• **Stated task**:
Make an exact copy of all the entries below, with the pictures left out.
########################################
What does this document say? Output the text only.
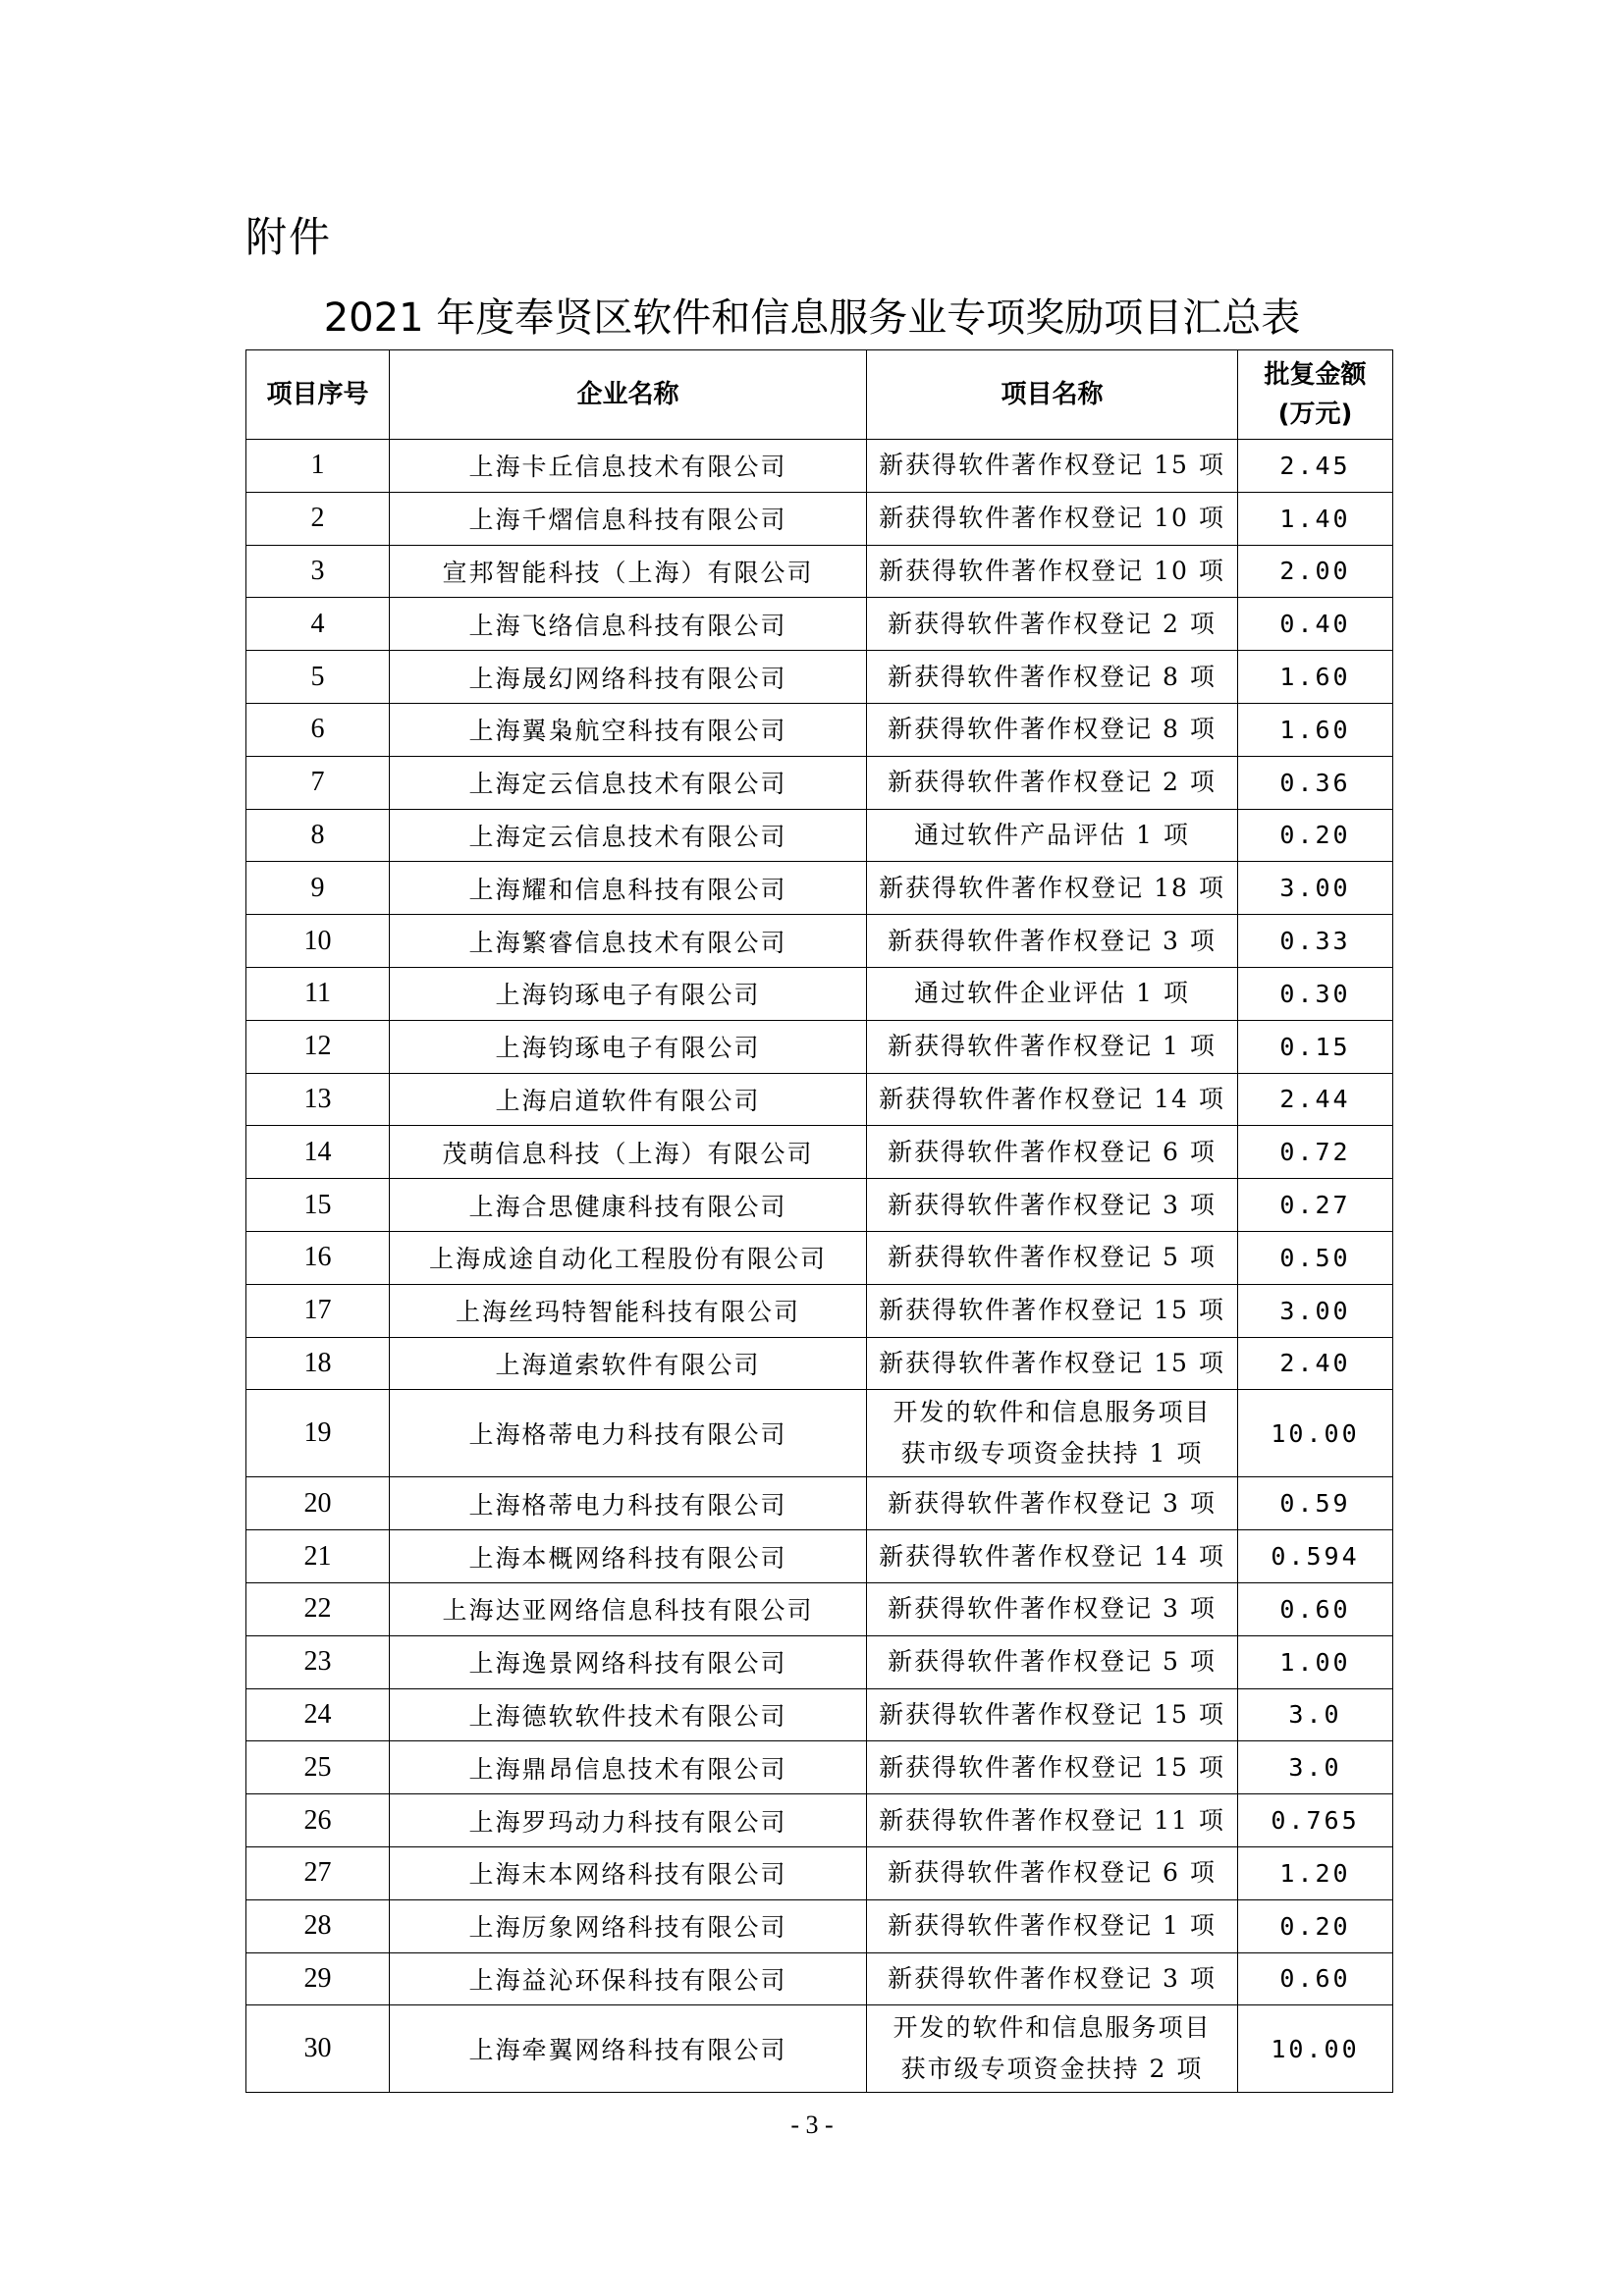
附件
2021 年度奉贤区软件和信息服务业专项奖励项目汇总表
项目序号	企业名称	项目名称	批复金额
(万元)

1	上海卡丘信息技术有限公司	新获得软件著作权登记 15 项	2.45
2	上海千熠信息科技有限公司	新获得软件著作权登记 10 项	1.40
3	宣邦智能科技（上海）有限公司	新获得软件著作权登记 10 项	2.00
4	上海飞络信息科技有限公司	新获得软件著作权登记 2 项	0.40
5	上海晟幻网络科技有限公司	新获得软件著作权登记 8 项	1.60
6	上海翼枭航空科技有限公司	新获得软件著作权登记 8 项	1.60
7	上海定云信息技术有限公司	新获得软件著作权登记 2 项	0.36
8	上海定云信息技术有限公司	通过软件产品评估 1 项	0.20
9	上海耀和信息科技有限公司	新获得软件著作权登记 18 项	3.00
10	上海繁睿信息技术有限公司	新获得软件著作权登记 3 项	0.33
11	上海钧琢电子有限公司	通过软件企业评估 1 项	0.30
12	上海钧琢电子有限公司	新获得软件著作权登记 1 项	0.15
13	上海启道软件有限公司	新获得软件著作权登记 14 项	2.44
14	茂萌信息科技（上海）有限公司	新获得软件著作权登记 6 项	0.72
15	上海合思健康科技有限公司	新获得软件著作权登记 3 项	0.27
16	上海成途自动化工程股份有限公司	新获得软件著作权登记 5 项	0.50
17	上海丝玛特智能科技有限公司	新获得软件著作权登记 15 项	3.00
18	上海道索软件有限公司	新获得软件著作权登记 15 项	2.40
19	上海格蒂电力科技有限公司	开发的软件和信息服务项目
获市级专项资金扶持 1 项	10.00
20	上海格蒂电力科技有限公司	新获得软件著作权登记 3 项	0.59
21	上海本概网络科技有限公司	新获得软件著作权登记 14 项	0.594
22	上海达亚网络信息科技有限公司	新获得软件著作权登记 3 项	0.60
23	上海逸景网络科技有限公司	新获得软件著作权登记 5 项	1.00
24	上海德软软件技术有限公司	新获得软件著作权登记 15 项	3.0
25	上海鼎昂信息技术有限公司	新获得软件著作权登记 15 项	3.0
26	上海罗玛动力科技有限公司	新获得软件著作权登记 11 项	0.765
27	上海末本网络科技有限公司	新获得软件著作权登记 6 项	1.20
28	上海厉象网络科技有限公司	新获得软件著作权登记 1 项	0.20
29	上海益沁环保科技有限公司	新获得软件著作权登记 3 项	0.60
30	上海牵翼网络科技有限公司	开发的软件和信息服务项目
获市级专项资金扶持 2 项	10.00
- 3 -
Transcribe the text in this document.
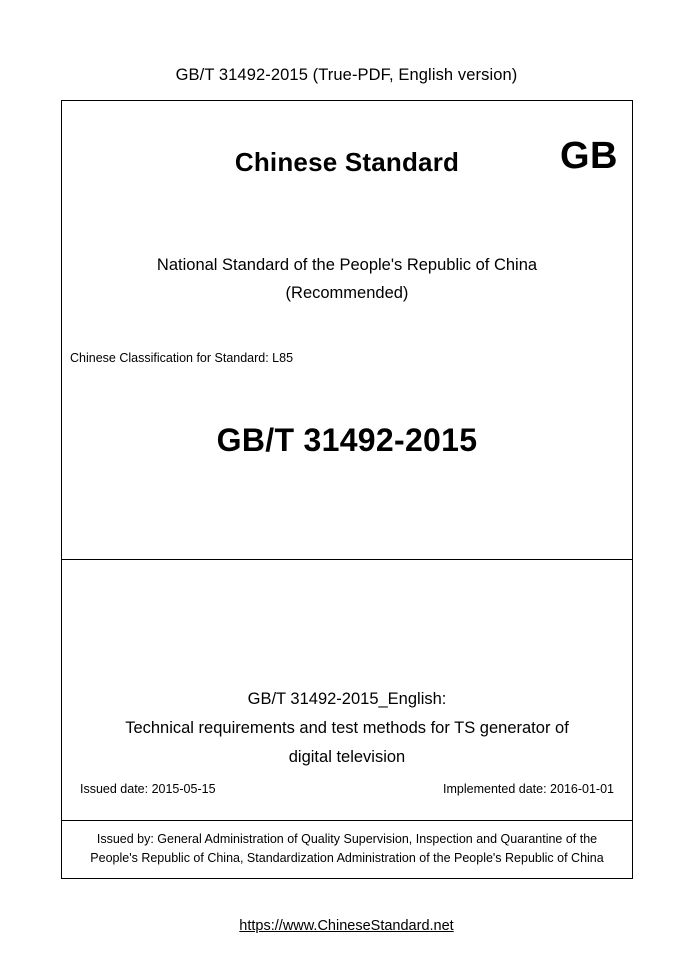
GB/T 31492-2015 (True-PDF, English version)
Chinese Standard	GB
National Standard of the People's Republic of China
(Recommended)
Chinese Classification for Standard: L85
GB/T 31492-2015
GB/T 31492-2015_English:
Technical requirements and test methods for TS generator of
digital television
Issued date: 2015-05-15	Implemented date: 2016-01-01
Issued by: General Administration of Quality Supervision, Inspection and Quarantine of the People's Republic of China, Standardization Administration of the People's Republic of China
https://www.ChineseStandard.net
########################################
• **Finished task**:
What does this document say? Output the text only.
附件
2021 年度奉贤区软件和信息服务业专项奖励项目汇总表
项目序号	企业名称	项目名称	批复金额
(万元)

1	上海卡丘信息技术有限公司	新获得软件著作权登记 15 项	2.45
2	上海千熠信息科技有限公司	新获得软件著作权登记 10 项	1.40
3	宣邦智能科技（上海）有限公司	新获得软件著作权登记 10 项	2.00
4	上海飞络信息科技有限公司	新获得软件著作权登记 2 项	0.40
5	上海晟幻网络科技有限公司	新获得软件著作权登记 8 项	1.60
6	上海翼枭航空科技有限公司	新获得软件著作权登记 8 项	1.60
7	上海定云信息技术有限公司	新获得软件著作权登记 2 项	0.36
8	上海定云信息技术有限公司	通过软件产品评估 1 项	0.20
9	上海耀和信息科技有限公司	新获得软件著作权登记 18 项	3.00
10	上海繁睿信息技术有限公司	新获得软件著作权登记 3 项	0.33
11	上海钧琢电子有限公司	通过软件企业评估 1 项	0.30
12	上海钧琢电子有限公司	新获得软件著作权登记 1 项	0.15
13	上海启道软件有限公司	新获得软件著作权登记 14 项	2.44
14	茂萌信息科技（上海）有限公司	新获得软件著作权登记 6 项	0.72
15	上海合思健康科技有限公司	新获得软件著作权登记 3 项	0.27
16	上海成途自动化工程股份有限公司	新获得软件著作权登记 5 项	0.50
17	上海丝玛特智能科技有限公司	新获得软件著作权登记 15 项	3.00
18	上海道索软件有限公司	新获得软件著作权登记 15 项	2.40
19	上海格蒂电力科技有限公司	开发的软件和信息服务项目
获市级专项资金扶持 1 项	10.00
20	上海格蒂电力科技有限公司	新获得软件著作权登记 3 项	0.59
21	上海本概网络科技有限公司	新获得软件著作权登记 14 项	0.594
22	上海达亚网络信息科技有限公司	新获得软件著作权登记 3 项	0.60
23	上海逸景网络科技有限公司	新获得软件著作权登记 5 项	1.00
24	上海德软软件技术有限公司	新获得软件著作权登记 15 项	3.0
25	上海鼎昂信息技术有限公司	新获得软件著作权登记 15 项	3.0
26	上海罗玛动力科技有限公司	新获得软件著作权登记 11 项	0.765
27	上海末本网络科技有限公司	新获得软件著作权登记 6 项	1.20
28	上海厉象网络科技有限公司	新获得软件著作权登记 1 项	0.20
29	上海益沁环保科技有限公司	新获得软件著作权登记 3 项	0.60
30	上海牵翼网络科技有限公司	开发的软件和信息服务项目
获市级专项资金扶持 2 项	10.00
- 3 -
Transcribe the text in this document.
GB/T 31492-2015 (True-PDF, English version)
Chinese Standard	GB
National Standard of the People's Republic of China
(Recommended)
Chinese Classification for Standard: L85
GB/T 31492-2015
GB/T 31492-2015_English:
Technical requirements and test methods for TS generator of
digital television
Issued date: 2015-05-15	Implemented date: 2016-01-01
Issued by: General Administration of Quality Supervision, Inspection and Quarantine of the People's Republic of China, Standardization Administration of the People's Republic of China
https://www.ChineseStandard.net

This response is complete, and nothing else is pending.